=== The request ===
Lines containing "document" are to be counted. Give the number and nothing more.
++++ Dataset entries
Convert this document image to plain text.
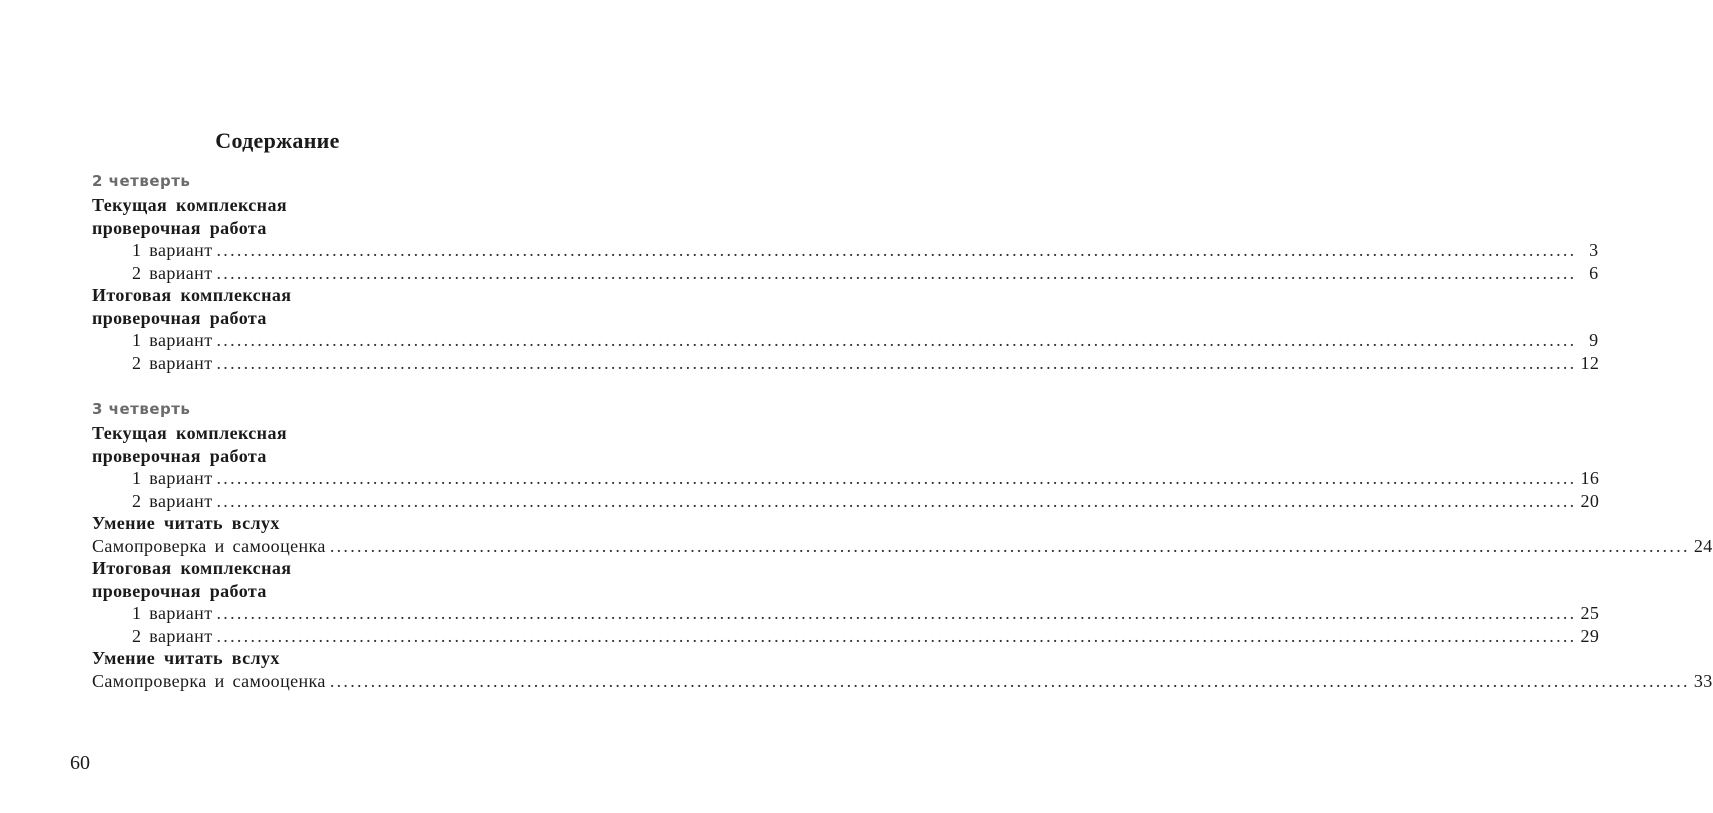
Содержание
2 четверть
Текущая комплексная
проверочная работа
1 вариант ........................................................................................................................................................................................................ 3
2 вариант ........................................................................................................................................................................................................ 6
Итоговая комплексная
проверочная работа
1 вариант ........................................................................................................................................................................................................ 9
2 вариант ........................................................................................................................................................................................................ 12
3 четверть
Текущая комплексная
проверочная работа
1 вариант ........................................................................................................................................................................................................ 16
2 вариант ........................................................................................................................................................................................................ 20
Умение читать вслух
Самопроверка и самооценка ........................................................................................................................................................................................................ 24
Итоговая комплексная
проверочная работа
1 вариант ........................................................................................................................................................................................................ 25
2 вариант ........................................................................................................................................................................................................ 29
Умение читать вслух
Самопроверка и самооценка ........................................................................................................................................................................................................ 33
60
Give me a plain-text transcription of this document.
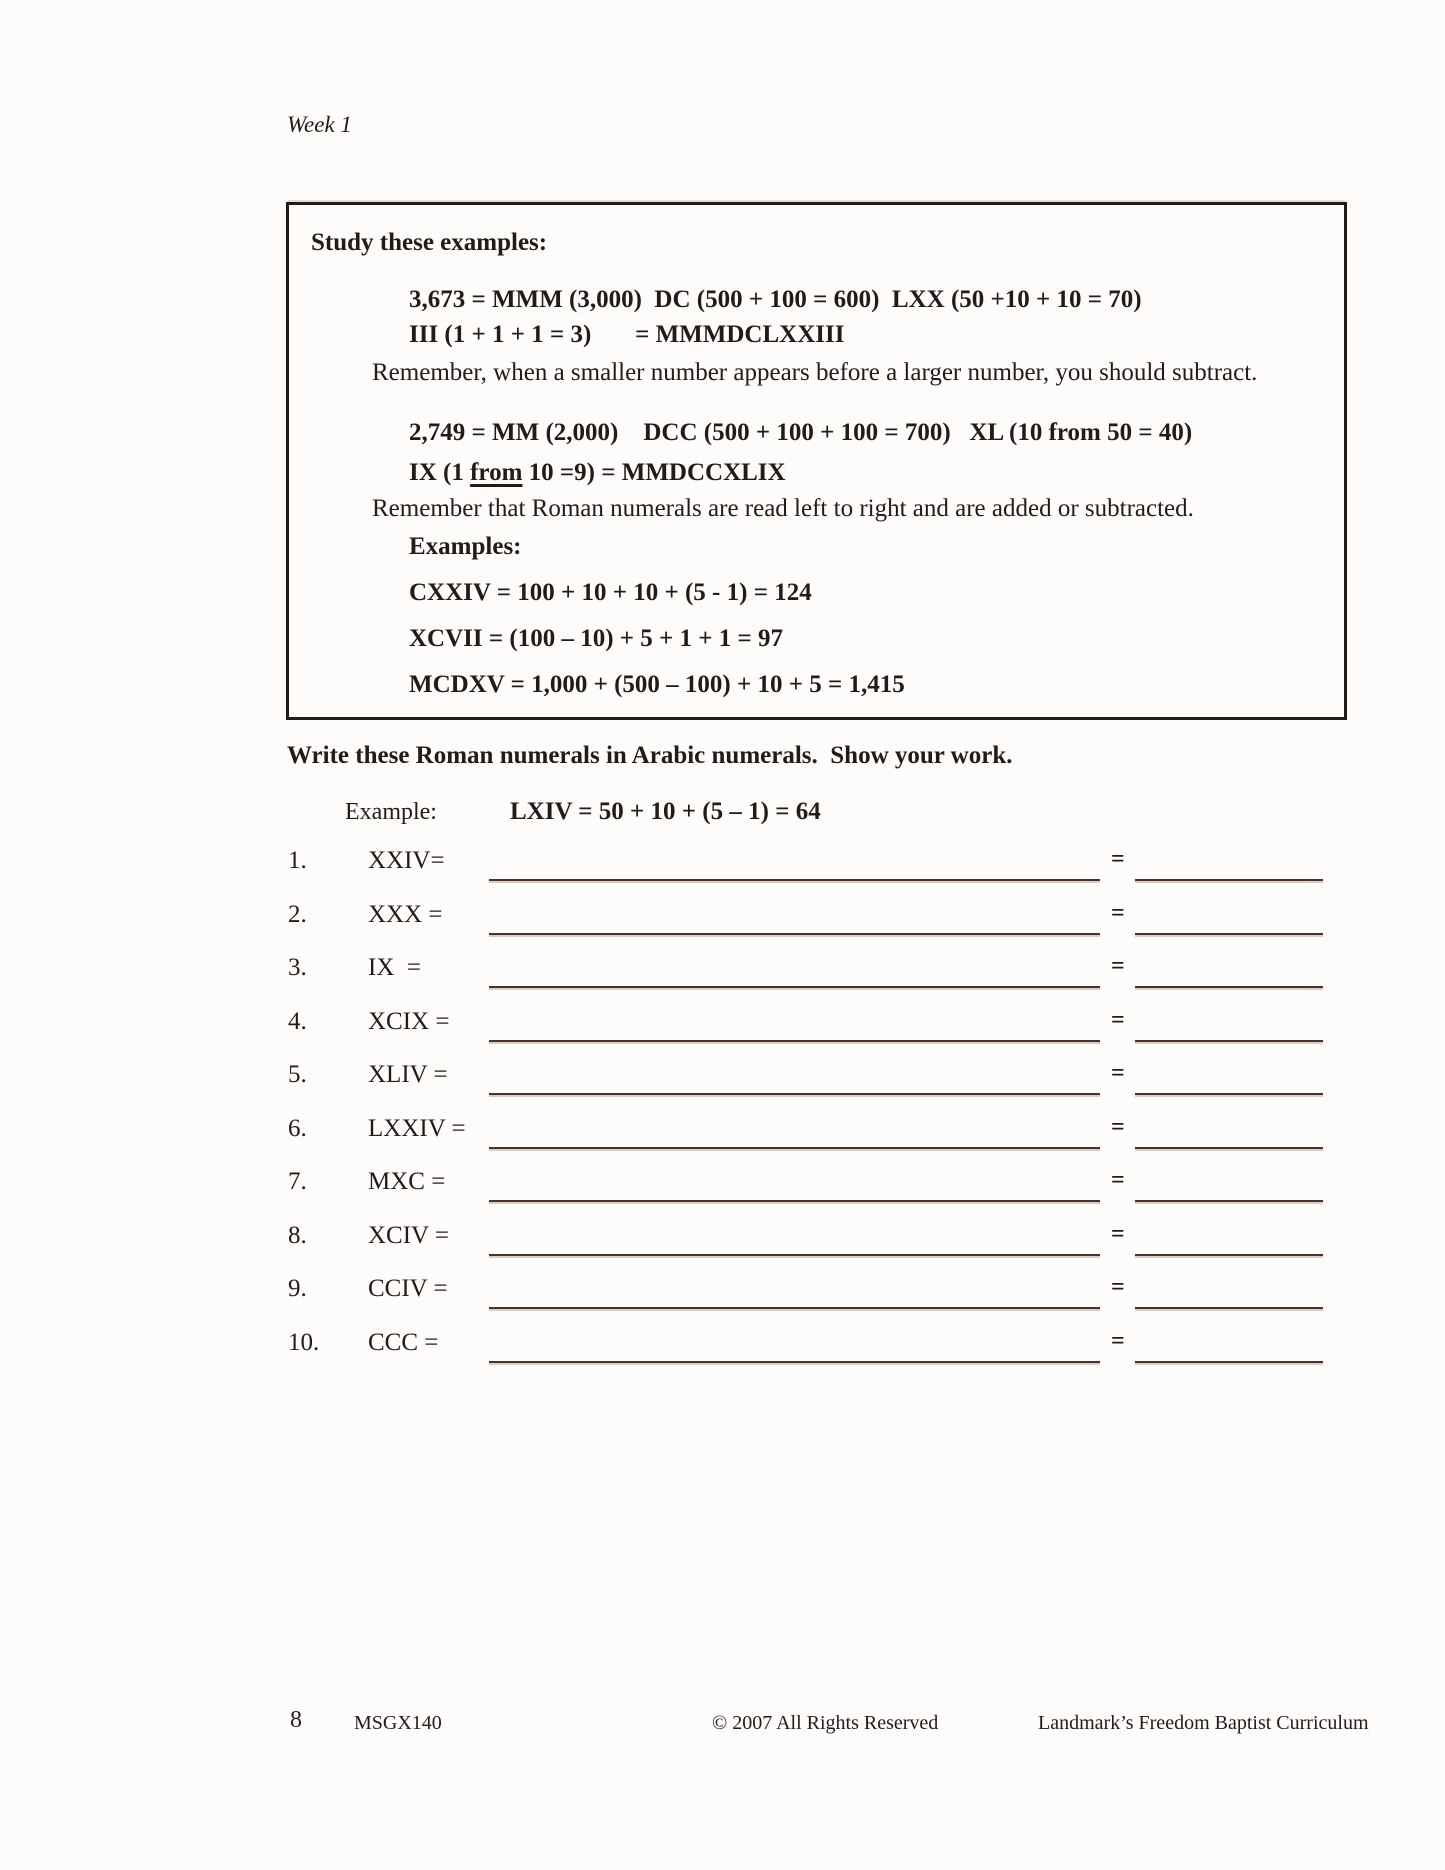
Week 1
Study these examples:
3,673 = MMM (3,000)  DC (500 + 100 = 600)  LXX (50 +10 + 10 = 70)
III (1 + 1 + 1 = 3)       = MMMDCLXXIII
Remember, when a smaller number appears before a larger number, you should subtract.
2,749 = MM (2,000)    DCC (500 + 100 + 100 = 700)   XL (10 from 50 = 40)
IX (1 from 10 =9) = MMDCCXLIX
Remember that Roman numerals are read left to right and are added or subtracted.
Examples:
CXXIV = 100 + 10 + 10 + (5 - 1) = 124
XCVII = (100 – 10) + 5 + 1 + 1 = 97
MCDXV = 1,000 + (500 – 100) + 10 + 5 = 1,415
Write these Roman numerals in Arabic numerals.  Show your work.
Example:	LXIV = 50 + 10 + (5 – 1) = 64
1. XXIV=	=
2. XXX =	=
3. IX  =	=
4. XCIX =	=
5. XLIV =	=
6. LXXIV =	=
7. MXC =	=
8. XCIV =	=
9. CCIV =	=
10. CCC =	=
8	MSGX140	© 2007 All Rights Reserved	Landmark’s Freedom Baptist Curriculum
++++++++
=== Solution for this exercise ===
2